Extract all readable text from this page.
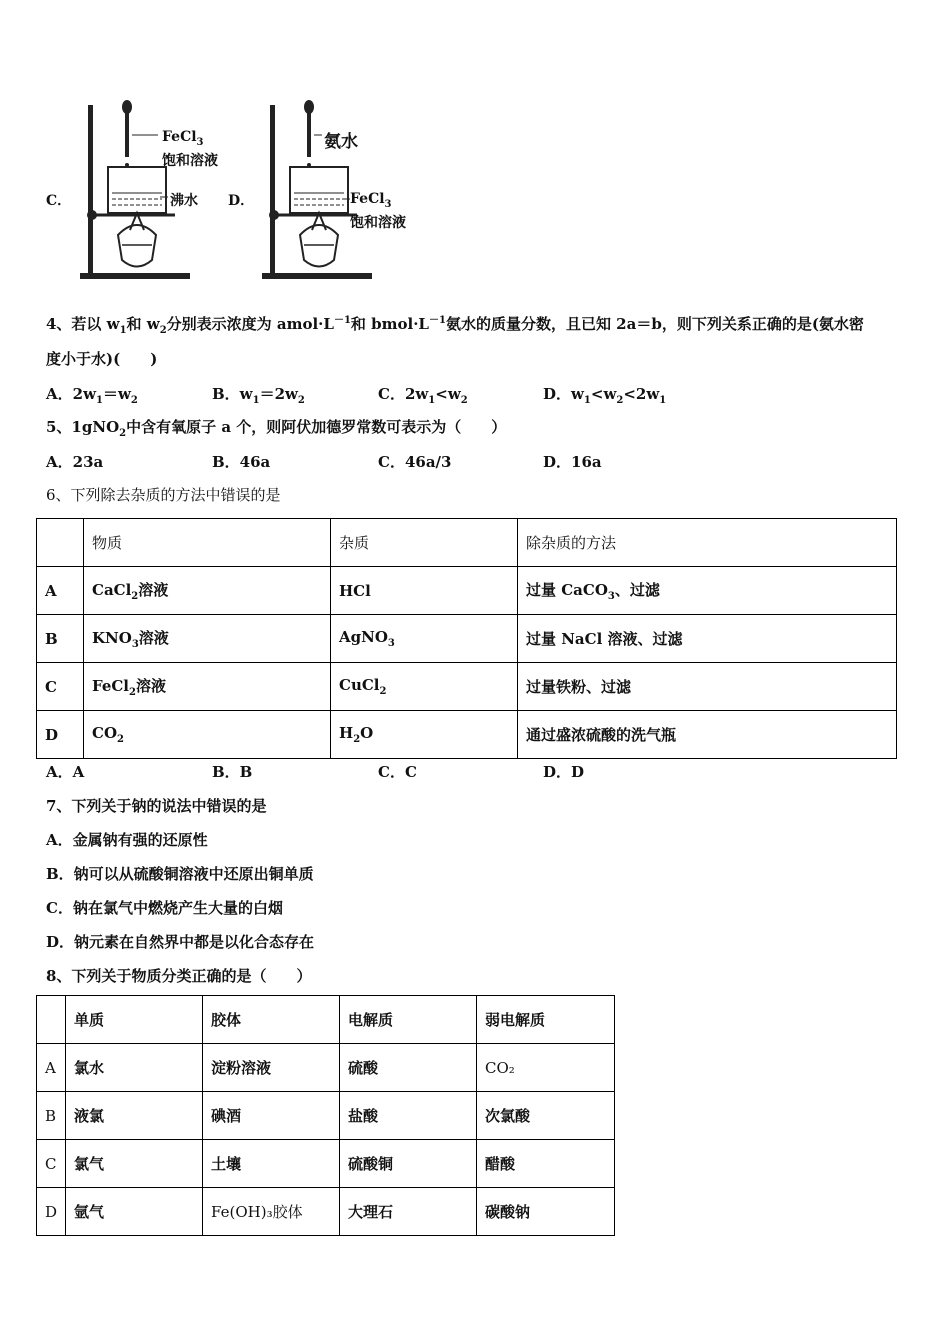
C．
FeCl$_3$
饱和溶液
沸水 D．
氨水
FeCl$_3$
饱和溶液
4、若以 $w_1$和 $w_2$分别表示浓度为 $amol\cdot L^{-1}$和 $bmol\cdot L^{-1}$氨水的质量分数，且已知 2a＝b，则下列关系正确的是(氨水密
度小于水)(　　)
A．$2w_1=w_2$	B．$w_1=2w_2$	C．$2w_1<w_2$	D．$w_1<w_2<2w_1$
5、1gNO$_2$中含有氧原子 a 个，则阿伏加德罗常数可表示为（　　）
A．23a	B．46a	C．46a/3	D．16a
6、下列除去杂质的方法中错误的是
	物质	杂质	除杂质的方法
A	CaCl$_2$溶液	HCl	过量 CaCO$_3$、过滤
B	$KNO_3$溶液	AgNO$_3$	过量 NaCl 溶液、过滤
C	FeCl$_2$溶液	CuCl$_2$	过量铁粉、过滤
D	$CO_2$	$H_2O$	通过盛浓硫酸的洗气瓶
A．A	B．B	C．C	D．D
7、下列关于钠的说法中错误的是
A．金属钠有强的还原性
B．钠可以从硫酸铜溶液中还原出铜单质
C．钠在氯气中燃烧产生大量的白烟
D．钠元素在自然界中都是以化合态存在
8、下列关于物质分类正确的是（　　）
	单质	胶体	电解质	弱电解质
A	氯水	淀粉溶液	硫酸	CO₂
B	液氯	碘酒	盐酸	次氯酸
C	氯气	土壤	硫酸铜	醋酸
D	氩气	Fe(OH)₃胶体	大理石	碳酸钠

--

→ Exercise requirements: Repeat the material above verbatim. Leave the pictures behind.

→ Final answer:
Extract all readable text from this page.
C．
FeCl$_3$
饱和溶液
沸水 D．
氨水
FeCl$_3$
饱和溶液
4、若以 $w_1$和 $w_2$分别表示浓度为 $amol\cdot L^{-1}$和 $bmol\cdot L^{-1}$氨水的质量分数，且已知 2a＝b，则下列关系正确的是(氨水密
度小于水)(　　)
A．$2w_1=w_2$	B．$w_1=2w_2$	C．$2w_1<w_2$	D．$w_1<w_2<2w_1$
5、1gNO$_2$中含有氧原子 a 个，则阿伏加德罗常数可表示为（　　）
A．23a	B．46a	C．46a/3	D．16a
6、下列除去杂质的方法中错误的是
	物质	杂质	除杂质的方法
A	CaCl$_2$溶液	HCl	过量 CaCO$_3$、过滤
B	$KNO_3$溶液	AgNO$_3$	过量 NaCl 溶液、过滤
C	FeCl$_2$溶液	CuCl$_2$	过量铁粉、过滤
D	$CO_2$	$H_2O$	通过盛浓硫酸的洗气瓶
A．A	B．B	C．C	D．D
7、下列关于钠的说法中错误的是
A．金属钠有强的还原性
B．钠可以从硫酸铜溶液中还原出铜单质
C．钠在氯气中燃烧产生大量的白烟
D．钠元素在自然界中都是以化合态存在
8、下列关于物质分类正确的是（　　）
	单质	胶体	电解质	弱电解质
A	氯水	淀粉溶液	硫酸	CO₂
B	液氯	碘酒	盐酸	次氯酸
C	氯气	土壤	硫酸铜	醋酸
D	氩气	Fe(OH)₃胶体	大理石	碳酸钠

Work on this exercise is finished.